> **Aim**
Lines that contain "this" are to be counted; give only their number.

> **Stored rows**
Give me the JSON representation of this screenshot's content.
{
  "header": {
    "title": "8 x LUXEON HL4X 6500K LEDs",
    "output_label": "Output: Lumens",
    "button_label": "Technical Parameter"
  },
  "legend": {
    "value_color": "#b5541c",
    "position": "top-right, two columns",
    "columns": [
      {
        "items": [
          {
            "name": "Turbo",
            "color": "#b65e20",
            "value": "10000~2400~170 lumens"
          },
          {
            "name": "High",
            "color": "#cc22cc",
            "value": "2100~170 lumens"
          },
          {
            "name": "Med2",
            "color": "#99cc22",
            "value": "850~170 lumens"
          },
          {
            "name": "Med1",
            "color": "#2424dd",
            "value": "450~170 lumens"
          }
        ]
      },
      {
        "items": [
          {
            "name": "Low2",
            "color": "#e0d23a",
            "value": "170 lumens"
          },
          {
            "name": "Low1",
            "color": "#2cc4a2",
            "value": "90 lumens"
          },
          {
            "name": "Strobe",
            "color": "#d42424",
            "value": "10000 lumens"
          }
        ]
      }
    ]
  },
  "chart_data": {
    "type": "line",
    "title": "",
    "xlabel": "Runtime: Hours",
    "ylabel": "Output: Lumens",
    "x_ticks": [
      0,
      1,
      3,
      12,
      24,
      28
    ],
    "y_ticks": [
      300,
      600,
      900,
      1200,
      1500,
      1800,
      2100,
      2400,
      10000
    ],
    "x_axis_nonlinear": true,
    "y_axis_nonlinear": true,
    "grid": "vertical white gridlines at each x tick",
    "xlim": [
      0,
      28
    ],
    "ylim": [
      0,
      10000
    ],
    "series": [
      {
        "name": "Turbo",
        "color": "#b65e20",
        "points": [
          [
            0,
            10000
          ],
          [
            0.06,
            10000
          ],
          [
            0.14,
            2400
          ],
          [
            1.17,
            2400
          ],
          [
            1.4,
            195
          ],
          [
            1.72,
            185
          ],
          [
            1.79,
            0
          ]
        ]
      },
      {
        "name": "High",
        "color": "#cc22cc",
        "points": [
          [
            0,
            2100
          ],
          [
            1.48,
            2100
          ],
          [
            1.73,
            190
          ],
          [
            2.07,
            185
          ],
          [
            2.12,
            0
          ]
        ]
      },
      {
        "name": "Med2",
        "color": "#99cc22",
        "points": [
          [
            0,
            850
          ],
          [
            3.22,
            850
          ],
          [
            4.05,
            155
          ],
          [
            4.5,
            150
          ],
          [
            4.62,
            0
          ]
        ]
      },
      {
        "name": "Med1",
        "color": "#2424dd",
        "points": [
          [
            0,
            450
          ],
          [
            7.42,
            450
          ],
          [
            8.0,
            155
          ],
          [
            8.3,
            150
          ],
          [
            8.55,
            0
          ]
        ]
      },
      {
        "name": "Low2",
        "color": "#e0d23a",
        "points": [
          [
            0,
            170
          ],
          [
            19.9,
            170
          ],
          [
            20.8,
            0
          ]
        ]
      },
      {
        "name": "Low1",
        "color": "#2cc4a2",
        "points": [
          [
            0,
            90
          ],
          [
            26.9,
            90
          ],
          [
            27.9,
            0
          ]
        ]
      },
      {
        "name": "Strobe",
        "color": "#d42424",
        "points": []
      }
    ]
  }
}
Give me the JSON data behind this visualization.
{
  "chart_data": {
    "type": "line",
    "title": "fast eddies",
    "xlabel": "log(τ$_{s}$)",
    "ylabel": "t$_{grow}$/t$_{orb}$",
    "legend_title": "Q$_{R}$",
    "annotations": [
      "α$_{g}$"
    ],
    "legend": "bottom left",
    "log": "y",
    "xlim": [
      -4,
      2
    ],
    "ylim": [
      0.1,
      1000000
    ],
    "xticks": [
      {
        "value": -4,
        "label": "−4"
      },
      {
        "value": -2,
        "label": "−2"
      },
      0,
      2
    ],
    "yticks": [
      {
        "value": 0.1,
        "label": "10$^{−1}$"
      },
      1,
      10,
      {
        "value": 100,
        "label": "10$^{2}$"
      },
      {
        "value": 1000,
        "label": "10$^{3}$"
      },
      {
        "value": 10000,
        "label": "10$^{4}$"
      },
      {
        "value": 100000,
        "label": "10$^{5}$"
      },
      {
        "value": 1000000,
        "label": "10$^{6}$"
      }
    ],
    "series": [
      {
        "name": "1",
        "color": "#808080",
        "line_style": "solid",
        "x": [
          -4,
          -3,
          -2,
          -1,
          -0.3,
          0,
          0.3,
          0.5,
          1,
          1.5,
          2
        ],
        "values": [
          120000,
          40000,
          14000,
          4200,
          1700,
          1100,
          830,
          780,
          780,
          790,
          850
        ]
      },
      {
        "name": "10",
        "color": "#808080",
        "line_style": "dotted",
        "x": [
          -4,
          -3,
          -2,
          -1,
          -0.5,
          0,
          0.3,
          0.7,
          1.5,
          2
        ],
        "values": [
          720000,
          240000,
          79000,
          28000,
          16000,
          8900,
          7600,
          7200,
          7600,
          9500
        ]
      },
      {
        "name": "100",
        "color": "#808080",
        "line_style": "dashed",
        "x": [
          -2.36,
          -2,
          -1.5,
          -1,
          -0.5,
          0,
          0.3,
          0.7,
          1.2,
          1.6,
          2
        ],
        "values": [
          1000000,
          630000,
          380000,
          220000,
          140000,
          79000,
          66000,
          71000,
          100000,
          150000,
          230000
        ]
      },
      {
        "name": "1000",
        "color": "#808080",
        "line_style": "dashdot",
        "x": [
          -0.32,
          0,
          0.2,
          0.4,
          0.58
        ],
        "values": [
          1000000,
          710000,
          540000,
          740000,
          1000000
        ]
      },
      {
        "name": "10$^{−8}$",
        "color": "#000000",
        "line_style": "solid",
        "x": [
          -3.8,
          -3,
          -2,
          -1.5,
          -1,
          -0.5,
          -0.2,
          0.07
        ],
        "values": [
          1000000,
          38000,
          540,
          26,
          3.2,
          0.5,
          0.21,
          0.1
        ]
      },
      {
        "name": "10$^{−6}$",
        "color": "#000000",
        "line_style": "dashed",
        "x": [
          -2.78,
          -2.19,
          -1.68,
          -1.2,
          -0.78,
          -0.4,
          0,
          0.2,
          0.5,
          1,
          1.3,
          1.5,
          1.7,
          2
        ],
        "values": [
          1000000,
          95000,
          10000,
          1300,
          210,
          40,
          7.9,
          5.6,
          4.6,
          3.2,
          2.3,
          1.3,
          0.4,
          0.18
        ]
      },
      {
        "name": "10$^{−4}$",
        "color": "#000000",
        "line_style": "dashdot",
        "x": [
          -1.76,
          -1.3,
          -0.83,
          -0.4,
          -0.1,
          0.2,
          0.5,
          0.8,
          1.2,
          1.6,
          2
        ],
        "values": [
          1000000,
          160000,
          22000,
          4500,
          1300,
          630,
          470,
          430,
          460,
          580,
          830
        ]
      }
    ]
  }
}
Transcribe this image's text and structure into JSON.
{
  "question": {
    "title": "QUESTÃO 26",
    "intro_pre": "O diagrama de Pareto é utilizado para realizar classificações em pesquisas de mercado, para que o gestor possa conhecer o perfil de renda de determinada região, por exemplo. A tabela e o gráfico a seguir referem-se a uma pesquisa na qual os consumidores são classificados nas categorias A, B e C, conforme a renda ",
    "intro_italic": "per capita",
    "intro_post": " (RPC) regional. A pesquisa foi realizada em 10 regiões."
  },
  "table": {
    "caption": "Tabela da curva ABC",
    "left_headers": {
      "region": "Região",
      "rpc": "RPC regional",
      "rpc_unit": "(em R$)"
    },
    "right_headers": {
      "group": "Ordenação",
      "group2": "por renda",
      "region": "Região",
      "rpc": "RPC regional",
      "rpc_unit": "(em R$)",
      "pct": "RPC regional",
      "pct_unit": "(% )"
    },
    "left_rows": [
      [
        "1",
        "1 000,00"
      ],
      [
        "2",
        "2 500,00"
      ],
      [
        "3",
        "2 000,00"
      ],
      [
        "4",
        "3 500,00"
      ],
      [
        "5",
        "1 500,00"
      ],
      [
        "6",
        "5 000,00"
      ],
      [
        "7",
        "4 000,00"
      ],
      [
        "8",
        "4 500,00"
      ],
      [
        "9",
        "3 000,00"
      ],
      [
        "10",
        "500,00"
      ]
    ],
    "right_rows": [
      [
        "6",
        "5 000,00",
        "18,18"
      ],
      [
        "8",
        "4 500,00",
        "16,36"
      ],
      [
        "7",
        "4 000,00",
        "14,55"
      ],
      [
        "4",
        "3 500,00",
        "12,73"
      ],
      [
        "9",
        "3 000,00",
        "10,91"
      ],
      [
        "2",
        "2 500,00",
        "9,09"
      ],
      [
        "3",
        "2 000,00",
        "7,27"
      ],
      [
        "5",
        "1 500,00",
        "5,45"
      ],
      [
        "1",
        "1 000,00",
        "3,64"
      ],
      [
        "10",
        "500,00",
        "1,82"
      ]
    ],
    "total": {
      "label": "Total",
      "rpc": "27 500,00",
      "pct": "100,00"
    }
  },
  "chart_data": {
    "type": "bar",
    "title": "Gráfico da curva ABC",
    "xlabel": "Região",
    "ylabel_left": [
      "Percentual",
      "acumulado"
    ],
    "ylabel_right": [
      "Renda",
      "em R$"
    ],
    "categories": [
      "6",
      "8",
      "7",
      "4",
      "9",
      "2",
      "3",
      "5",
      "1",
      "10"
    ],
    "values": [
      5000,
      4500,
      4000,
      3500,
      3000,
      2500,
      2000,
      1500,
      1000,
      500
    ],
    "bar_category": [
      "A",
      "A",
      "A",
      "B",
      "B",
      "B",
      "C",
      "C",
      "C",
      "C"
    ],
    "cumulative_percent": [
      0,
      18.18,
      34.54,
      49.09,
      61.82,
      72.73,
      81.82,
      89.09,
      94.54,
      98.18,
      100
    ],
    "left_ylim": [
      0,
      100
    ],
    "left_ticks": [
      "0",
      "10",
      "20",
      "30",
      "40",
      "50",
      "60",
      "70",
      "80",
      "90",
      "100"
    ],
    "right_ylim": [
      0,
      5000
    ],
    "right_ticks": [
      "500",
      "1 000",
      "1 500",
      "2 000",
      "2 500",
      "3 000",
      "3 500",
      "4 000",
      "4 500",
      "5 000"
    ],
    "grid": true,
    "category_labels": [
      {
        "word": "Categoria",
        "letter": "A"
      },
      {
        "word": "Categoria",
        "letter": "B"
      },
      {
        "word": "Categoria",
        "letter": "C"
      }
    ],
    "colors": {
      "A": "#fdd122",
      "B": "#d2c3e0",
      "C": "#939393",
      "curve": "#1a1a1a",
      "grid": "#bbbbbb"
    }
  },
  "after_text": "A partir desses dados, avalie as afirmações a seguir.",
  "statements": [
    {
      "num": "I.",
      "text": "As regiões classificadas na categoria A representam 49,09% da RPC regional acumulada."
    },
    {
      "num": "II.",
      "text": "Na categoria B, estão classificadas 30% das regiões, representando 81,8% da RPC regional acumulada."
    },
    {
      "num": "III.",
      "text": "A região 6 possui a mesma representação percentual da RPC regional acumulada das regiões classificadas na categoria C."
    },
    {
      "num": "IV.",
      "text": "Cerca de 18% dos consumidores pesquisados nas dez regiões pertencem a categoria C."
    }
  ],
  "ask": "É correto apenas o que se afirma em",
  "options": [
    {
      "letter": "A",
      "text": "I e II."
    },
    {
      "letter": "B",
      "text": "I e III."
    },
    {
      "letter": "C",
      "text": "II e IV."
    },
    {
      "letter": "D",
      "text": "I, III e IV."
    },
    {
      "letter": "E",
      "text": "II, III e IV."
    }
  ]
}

> **Reply to the exercise**
3